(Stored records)
►

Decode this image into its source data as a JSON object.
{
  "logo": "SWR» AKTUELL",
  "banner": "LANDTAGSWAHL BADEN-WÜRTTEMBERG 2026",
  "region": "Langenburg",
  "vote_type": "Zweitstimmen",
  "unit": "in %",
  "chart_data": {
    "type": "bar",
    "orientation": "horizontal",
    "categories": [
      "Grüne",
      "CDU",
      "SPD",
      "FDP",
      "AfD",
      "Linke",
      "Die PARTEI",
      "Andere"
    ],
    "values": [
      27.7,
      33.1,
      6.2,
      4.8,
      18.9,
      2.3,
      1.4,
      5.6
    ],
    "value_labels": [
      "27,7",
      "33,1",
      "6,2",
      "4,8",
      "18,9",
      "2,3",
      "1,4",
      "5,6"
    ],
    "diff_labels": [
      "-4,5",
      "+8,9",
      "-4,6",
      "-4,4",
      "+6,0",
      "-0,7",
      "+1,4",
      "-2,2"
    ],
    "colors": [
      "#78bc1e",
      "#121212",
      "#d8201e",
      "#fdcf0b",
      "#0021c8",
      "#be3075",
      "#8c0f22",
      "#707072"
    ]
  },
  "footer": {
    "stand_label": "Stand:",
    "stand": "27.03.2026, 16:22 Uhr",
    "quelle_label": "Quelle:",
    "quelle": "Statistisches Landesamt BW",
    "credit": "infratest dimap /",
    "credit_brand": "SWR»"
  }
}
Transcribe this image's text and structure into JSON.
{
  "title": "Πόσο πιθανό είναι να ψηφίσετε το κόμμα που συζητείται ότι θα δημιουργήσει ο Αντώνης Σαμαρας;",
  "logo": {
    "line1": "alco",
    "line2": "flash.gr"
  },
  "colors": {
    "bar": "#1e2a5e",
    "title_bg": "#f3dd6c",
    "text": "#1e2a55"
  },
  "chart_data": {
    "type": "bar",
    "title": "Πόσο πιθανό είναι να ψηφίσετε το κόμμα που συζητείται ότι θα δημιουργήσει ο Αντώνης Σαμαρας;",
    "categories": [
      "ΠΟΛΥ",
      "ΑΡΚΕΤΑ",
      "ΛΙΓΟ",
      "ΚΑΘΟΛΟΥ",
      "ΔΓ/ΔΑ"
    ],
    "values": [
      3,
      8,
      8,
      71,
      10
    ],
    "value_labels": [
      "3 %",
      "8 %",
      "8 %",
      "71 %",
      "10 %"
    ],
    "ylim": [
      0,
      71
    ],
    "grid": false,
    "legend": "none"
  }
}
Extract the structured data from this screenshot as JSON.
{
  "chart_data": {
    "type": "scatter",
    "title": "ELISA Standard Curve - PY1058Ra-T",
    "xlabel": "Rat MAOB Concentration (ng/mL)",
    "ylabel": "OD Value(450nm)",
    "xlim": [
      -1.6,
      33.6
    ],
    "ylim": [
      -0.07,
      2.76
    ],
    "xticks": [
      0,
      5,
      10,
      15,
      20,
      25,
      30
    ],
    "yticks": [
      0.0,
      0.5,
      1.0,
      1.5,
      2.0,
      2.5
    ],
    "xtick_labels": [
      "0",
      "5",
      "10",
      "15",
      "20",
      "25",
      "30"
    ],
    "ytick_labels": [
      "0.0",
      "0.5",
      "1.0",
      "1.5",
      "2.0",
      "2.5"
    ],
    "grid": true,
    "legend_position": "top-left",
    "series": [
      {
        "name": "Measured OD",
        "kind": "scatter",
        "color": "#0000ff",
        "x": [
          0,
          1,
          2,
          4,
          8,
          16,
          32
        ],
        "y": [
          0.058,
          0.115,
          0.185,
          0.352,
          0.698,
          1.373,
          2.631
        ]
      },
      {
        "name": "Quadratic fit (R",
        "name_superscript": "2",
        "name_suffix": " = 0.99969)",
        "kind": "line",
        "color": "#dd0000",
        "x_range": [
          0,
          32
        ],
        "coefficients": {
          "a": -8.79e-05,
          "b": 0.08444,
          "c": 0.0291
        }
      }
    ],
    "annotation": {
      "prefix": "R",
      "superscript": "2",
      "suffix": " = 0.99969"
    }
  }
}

◄

_Requirements_
Quote the data above in full, changing nothing.

_Answer for this exercise_
Decode this image into its source data as a JSON object.
{
  "logo": "SWR» AKTUELL",
  "banner": "LANDTAGSWAHL BADEN-WÜRTTEMBERG 2026",
  "region": "Langenburg",
  "vote_type": "Zweitstimmen",
  "unit": "in %",
  "chart_data": {
    "type": "bar",
    "orientation": "horizontal",
    "categories": [
      "Grüne",
      "CDU",
      "SPD",
      "FDP",
      "AfD",
      "Linke",
      "Die PARTEI",
      "Andere"
    ],
    "values": [
      27.7,
      33.1,
      6.2,
      4.8,
      18.9,
      2.3,
      1.4,
      5.6
    ],
    "value_labels": [
      "27,7",
      "33,1",
      "6,2",
      "4,8",
      "18,9",
      "2,3",
      "1,4",
      "5,6"
    ],
    "diff_labels": [
      "-4,5",
      "+8,9",
      "-4,6",
      "-4,4",
      "+6,0",
      "-0,7",
      "+1,4",
      "-2,2"
    ],
    "colors": [
      "#78bc1e",
      "#121212",
      "#d8201e",
      "#fdcf0b",
      "#0021c8",
      "#be3075",
      "#8c0f22",
      "#707072"
    ]
  },
  "footer": {
    "stand_label": "Stand:",
    "stand": "27.03.2026, 16:22 Uhr",
    "quelle_label": "Quelle:",
    "quelle": "Statistisches Landesamt BW",
    "credit": "infratest dimap /",
    "credit_brand": "SWR»"
  }
}
Transcribe this image's text and structure into JSON.
{
  "title": "Πόσο πιθανό είναι να ψηφίσετε το κόμμα που συζητείται ότι θα δημιουργήσει ο Αντώνης Σαμαρας;",
  "logo": {
    "line1": "alco",
    "line2": "flash.gr"
  },
  "colors": {
    "bar": "#1e2a5e",
    "title_bg": "#f3dd6c",
    "text": "#1e2a55"
  },
  "chart_data": {
    "type": "bar",
    "title": "Πόσο πιθανό είναι να ψηφίσετε το κόμμα που συζητείται ότι θα δημιουργήσει ο Αντώνης Σαμαρας;",
    "categories": [
      "ΠΟΛΥ",
      "ΑΡΚΕΤΑ",
      "ΛΙΓΟ",
      "ΚΑΘΟΛΟΥ",
      "ΔΓ/ΔΑ"
    ],
    "values": [
      3,
      8,
      8,
      71,
      10
    ],
    "value_labels": [
      "3 %",
      "8 %",
      "8 %",
      "71 %",
      "10 %"
    ],
    "ylim": [
      0,
      71
    ],
    "grid": false,
    "legend": "none"
  }
}
Extract the structured data from this screenshot as JSON.
{
  "chart_data": {
    "type": "scatter",
    "title": "ELISA Standard Curve - PY1058Ra-T",
    "xlabel": "Rat MAOB Concentration (ng/mL)",
    "ylabel": "OD Value(450nm)",
    "xlim": [
      -1.6,
      33.6
    ],
    "ylim": [
      -0.07,
      2.76
    ],
    "xticks": [
      0,
      5,
      10,
      15,
      20,
      25,
      30
    ],
    "yticks": [
      0.0,
      0.5,
      1.0,
      1.5,
      2.0,
      2.5
    ],
    "xtick_labels": [
      "0",
      "5",
      "10",
      "15",
      "20",
      "25",
      "30"
    ],
    "ytick_labels": [
      "0.0",
      "0.5",
      "1.0",
      "1.5",
      "2.0",
      "2.5"
    ],
    "grid": true,
    "legend_position": "top-left",
    "series": [
      {
        "name": "Measured OD",
        "kind": "scatter",
        "color": "#0000ff",
        "x": [
          0,
          1,
          2,
          4,
          8,
          16,
          32
        ],
        "y": [
          0.058,
          0.115,
          0.185,
          0.352,
          0.698,
          1.373,
          2.631
        ]
      },
      {
        "name": "Quadratic fit (R",
        "name_superscript": "2",
        "name_suffix": " = 0.99969)",
        "kind": "line",
        "color": "#dd0000",
        "x_range": [
          0,
          32
        ],
        "coefficients": {
          "a": -8.79e-05,
          "b": 0.08444,
          "c": 0.0291
        }
      }
    ],
    "annotation": {
      "prefix": "R",
      "superscript": "2",
      "suffix": " = 0.99969"
    }
  }
}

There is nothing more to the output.